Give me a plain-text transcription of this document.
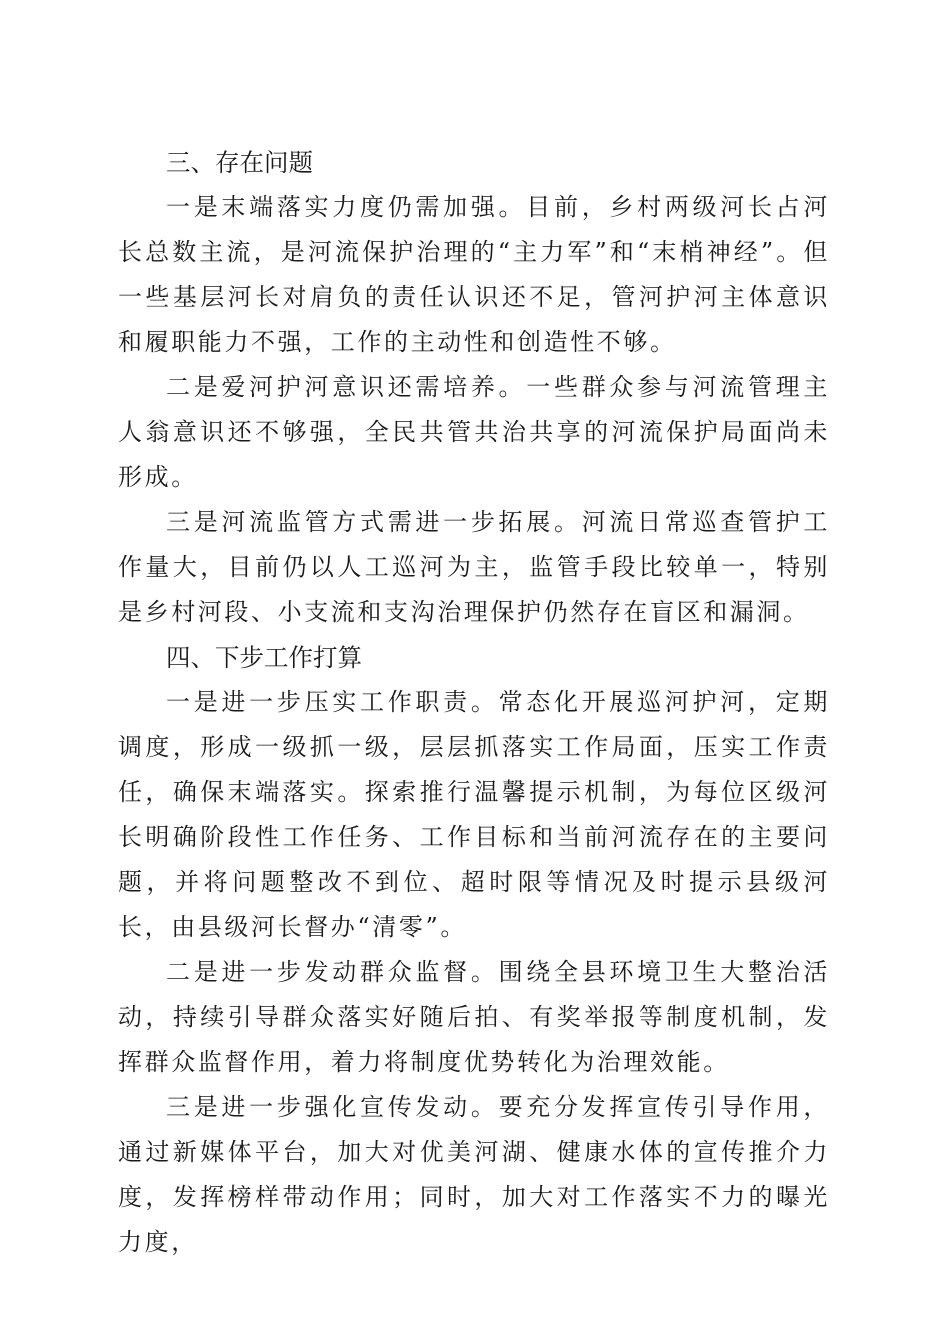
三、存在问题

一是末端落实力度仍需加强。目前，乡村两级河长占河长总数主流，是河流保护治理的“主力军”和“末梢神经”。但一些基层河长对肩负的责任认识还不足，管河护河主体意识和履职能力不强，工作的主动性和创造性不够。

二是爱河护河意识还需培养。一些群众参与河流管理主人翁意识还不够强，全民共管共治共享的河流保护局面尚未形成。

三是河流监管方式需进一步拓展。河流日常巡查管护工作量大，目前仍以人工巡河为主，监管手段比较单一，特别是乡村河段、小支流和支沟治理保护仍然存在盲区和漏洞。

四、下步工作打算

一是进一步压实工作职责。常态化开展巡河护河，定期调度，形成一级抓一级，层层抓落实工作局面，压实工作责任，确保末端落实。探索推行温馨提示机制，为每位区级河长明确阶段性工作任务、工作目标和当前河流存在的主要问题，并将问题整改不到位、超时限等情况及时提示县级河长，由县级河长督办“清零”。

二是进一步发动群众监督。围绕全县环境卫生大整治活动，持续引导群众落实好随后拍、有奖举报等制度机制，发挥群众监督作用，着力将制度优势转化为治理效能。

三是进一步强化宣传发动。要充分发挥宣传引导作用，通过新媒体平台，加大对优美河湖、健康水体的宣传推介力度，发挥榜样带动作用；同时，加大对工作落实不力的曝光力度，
------------------------------------------------------------------------
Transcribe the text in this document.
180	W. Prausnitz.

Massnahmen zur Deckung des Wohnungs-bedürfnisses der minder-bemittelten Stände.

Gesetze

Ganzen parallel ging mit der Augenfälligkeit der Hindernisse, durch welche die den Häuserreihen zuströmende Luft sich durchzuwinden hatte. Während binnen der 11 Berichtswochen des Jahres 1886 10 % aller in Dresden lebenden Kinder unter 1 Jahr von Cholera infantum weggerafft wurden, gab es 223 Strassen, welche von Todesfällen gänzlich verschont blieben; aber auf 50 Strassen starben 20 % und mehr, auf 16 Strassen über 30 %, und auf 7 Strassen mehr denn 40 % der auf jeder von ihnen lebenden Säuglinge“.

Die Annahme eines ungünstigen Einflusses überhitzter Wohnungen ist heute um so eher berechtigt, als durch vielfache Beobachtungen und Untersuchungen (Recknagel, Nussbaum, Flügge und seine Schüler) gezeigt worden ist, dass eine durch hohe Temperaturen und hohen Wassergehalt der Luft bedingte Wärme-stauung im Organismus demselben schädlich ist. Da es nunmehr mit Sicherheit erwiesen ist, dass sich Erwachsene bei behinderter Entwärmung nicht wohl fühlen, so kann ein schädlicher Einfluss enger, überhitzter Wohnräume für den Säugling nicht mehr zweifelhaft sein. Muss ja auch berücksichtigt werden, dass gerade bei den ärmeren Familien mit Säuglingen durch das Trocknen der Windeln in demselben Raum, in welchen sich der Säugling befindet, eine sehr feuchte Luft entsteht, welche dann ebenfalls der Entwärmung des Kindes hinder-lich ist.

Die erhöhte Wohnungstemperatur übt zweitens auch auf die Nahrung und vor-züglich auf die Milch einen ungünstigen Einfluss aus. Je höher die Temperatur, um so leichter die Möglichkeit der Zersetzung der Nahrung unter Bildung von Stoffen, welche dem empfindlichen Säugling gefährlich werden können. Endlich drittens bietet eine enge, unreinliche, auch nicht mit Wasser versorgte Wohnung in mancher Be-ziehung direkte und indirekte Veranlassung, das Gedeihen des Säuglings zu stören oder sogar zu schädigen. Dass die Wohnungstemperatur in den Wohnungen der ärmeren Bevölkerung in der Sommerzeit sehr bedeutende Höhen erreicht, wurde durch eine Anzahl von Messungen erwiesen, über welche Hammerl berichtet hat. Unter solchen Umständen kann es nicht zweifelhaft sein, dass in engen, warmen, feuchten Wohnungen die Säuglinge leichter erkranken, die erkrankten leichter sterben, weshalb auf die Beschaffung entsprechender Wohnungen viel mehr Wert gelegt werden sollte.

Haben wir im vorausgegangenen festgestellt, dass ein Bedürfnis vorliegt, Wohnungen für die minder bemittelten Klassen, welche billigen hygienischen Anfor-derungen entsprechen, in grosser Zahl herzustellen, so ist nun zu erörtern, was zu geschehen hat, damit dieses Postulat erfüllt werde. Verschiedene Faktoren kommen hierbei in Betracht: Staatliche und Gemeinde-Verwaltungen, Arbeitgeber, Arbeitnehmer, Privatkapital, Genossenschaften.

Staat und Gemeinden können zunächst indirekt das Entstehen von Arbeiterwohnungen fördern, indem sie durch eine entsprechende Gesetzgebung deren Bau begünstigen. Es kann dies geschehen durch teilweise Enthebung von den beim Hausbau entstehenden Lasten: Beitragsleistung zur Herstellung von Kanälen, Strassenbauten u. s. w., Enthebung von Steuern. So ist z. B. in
------------------------------------------------------------------------
Look through the material above and pick out each line holding the word "minder".

# EXERCISE OUTPUT
Massnahmen zur Deckung des Wohnungs-bedürfnisses der minder-bemittelten Stände.
Haben wir im vorausgegangenen festgestellt, dass ein Bedürfnis vorliegt, Wohnungen für die minder bemittelten Klassen, welche billigen hygienischen Anfor-derungen entsprechen, in grosser Zahl herzustellen, so ist nun zu erörtern, was zu geschehen hat, damit dieses Postulat erfüllt werde. Verschiedene Faktoren kommen hierbei in Betracht: Staatliche und Gemeinde-Verwaltungen, Arbeitgeber, Arbeitnehmer, Privatkapital, Genossenschaften.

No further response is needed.